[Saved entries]

====================

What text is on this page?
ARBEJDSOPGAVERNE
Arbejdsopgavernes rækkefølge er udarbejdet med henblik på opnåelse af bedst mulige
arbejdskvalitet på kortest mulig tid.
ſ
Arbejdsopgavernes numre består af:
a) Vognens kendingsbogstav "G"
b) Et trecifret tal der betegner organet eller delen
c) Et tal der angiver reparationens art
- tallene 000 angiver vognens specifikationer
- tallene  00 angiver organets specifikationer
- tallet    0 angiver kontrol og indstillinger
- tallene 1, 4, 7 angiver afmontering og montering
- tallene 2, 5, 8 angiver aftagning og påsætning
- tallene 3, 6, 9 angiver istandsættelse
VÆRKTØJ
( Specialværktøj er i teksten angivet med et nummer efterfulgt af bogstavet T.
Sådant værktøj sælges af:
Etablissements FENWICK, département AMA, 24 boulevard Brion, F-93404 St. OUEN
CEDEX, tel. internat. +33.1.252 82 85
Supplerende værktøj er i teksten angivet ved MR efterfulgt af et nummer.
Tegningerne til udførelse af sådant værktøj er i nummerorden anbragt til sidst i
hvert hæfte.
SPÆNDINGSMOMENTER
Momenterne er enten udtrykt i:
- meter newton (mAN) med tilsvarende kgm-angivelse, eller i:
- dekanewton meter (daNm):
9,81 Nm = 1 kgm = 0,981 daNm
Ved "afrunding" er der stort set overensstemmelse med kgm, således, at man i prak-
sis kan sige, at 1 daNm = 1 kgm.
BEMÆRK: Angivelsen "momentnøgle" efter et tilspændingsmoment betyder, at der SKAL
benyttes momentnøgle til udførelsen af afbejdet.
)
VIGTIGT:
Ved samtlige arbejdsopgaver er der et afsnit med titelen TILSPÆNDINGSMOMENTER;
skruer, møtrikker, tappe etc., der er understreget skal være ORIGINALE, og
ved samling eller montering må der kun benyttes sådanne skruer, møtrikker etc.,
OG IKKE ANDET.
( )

====================

How many lines in the listing above contain the string "specifikationer"? Answer with the number only.

[THE REPLY] 2